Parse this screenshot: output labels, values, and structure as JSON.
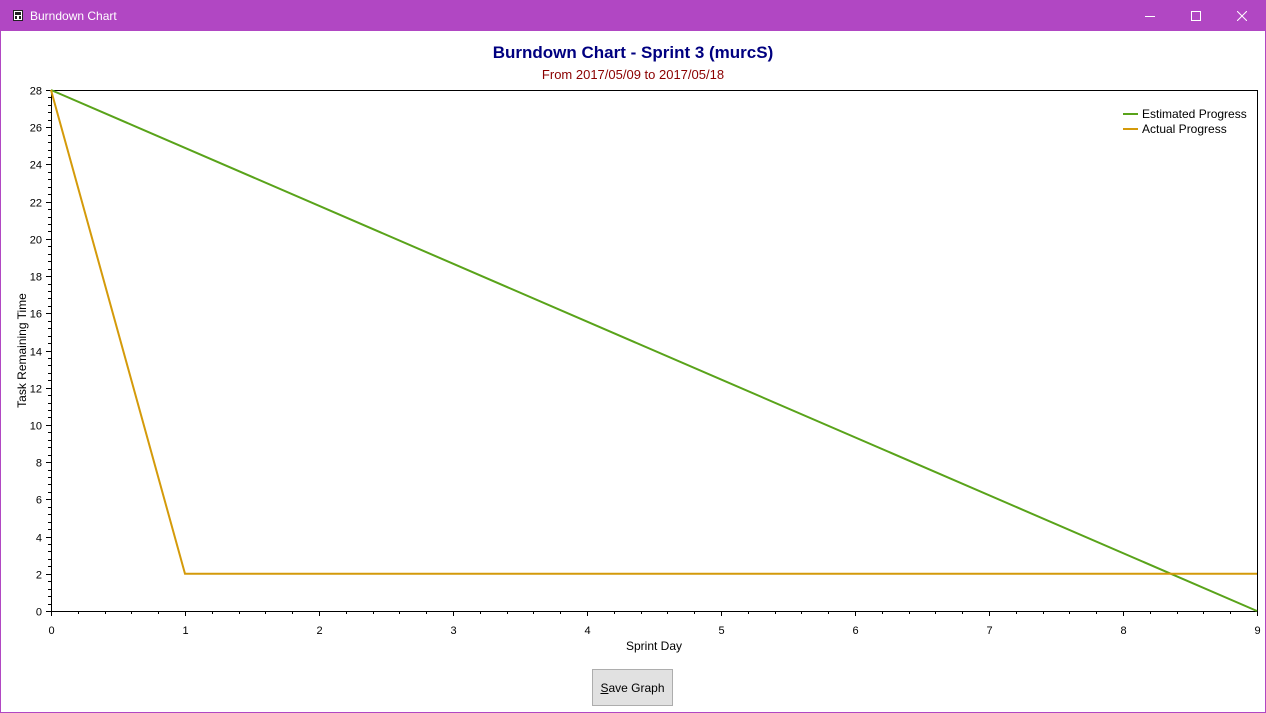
{
  "window": {
    "title": "Burndown Chart",
    "accent_color": "#b147c3",
    "controls": {
      "minimize_icon": "minimize-icon",
      "maximize_icon": "maximize-icon",
      "close_icon": "close-icon"
    }
  },
  "save_button": {
    "mnemonic": "S",
    "label_rest": "ave Graph"
  },
  "chart_data": {
    "type": "line",
    "title": "Burndown Chart - Sprint 3 (murcS)",
    "subtitle": "From 2017/05/09 to 2017/05/18",
    "title_color": "#000080",
    "subtitle_color": "#8b0000",
    "xlabel": "Sprint Day",
    "ylabel": "Task Remaining Time",
    "xlim": [
      0,
      9
    ],
    "ylim": [
      0,
      28
    ],
    "x_ticks": [
      "0",
      "1",
      "2",
      "3",
      "4",
      "5",
      "6",
      "7",
      "8",
      "9"
    ],
    "y_ticks": [
      "0",
      "2",
      "4",
      "6",
      "8",
      "10",
      "12",
      "14",
      "16",
      "18",
      "20",
      "22",
      "24",
      "26",
      "28"
    ],
    "legend_position": "top-right",
    "grid": false,
    "series": [
      {
        "name": "Estimated Progress",
        "color": "#59a31a",
        "x": [
          0,
          9
        ],
        "y": [
          28,
          0
        ]
      },
      {
        "name": "Actual Progress",
        "color": "#d49a0a",
        "x": [
          0,
          1,
          9
        ],
        "y": [
          28,
          2,
          2
        ]
      }
    ]
  }
}
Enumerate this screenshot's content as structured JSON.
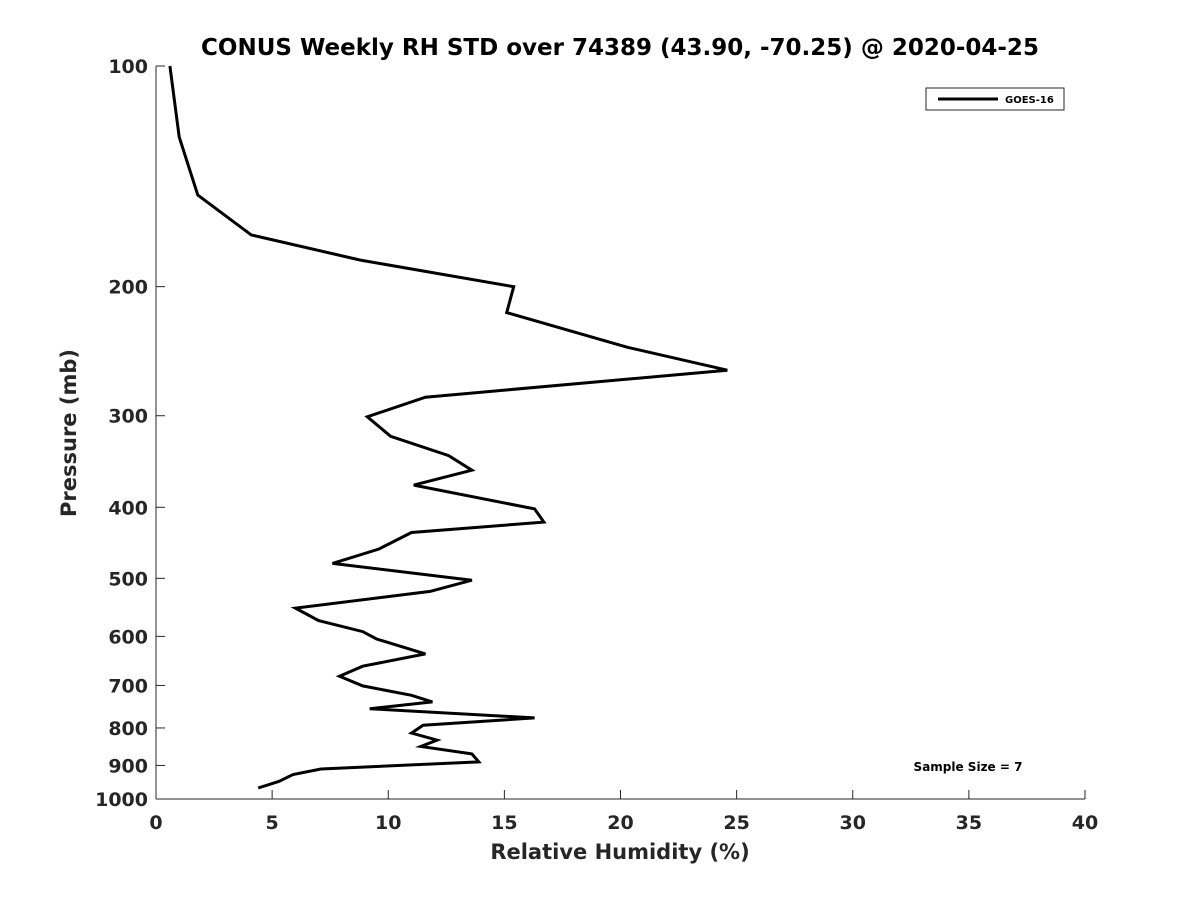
{
  "chart_data": {
    "type": "line",
    "title": "CONUS Weekly RH STD over 74389 (43.90, -70.25) @ 2020-04-25",
    "xlabel": "Relative Humidity (%)",
    "ylabel": "Pressure (mb)",
    "xlim": [
      0,
      40
    ],
    "ylim": [
      100,
      1000
    ],
    "y_scale": "log",
    "y_reversed": true,
    "x_ticks": [
      0,
      5,
      10,
      15,
      20,
      25,
      30,
      35,
      40
    ],
    "y_ticks": [
      100,
      200,
      300,
      400,
      500,
      600,
      700,
      800,
      900,
      1000
    ],
    "grid": false,
    "legend_position": "top-right",
    "annotation": "Sample Size = 7",
    "series": [
      {
        "name": "GOES-16",
        "color": "#000000",
        "points": [
          [
            0.6,
            100
          ],
          [
            1.0,
            125
          ],
          [
            1.8,
            150
          ],
          [
            4.1,
            170
          ],
          [
            8.8,
            184
          ],
          [
            15.4,
            200
          ],
          [
            15.1,
            217
          ],
          [
            20.3,
            242
          ],
          [
            24.6,
            260
          ],
          [
            11.6,
            283
          ],
          [
            9.1,
            301
          ],
          [
            10.1,
            320
          ],
          [
            12.6,
            340
          ],
          [
            13.6,
            356
          ],
          [
            11.1,
            373
          ],
          [
            16.3,
            402
          ],
          [
            16.7,
            419
          ],
          [
            11.0,
            433
          ],
          [
            9.6,
            456
          ],
          [
            7.6,
            477
          ],
          [
            13.6,
            503
          ],
          [
            11.8,
            521
          ],
          [
            6.0,
            549
          ],
          [
            7.0,
            571
          ],
          [
            8.9,
            591
          ],
          [
            9.5,
            605
          ],
          [
            11.6,
            634
          ],
          [
            8.9,
            659
          ],
          [
            7.9,
            680
          ],
          [
            8.9,
            701
          ],
          [
            11.0,
            722
          ],
          [
            11.9,
            737
          ],
          [
            9.2,
            753
          ],
          [
            16.3,
            775
          ],
          [
            11.5,
            793
          ],
          [
            11.0,
            813
          ],
          [
            12.1,
            831
          ],
          [
            11.4,
            848
          ],
          [
            13.6,
            868
          ],
          [
            13.9,
            890
          ],
          [
            7.1,
            910
          ],
          [
            5.9,
            926
          ],
          [
            5.3,
            946
          ],
          [
            4.4,
            966
          ]
        ]
      }
    ]
  }
}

> [Requirements]
Each line containing the word "Progress" counts once; report the total alone.

> [Correct answer]
2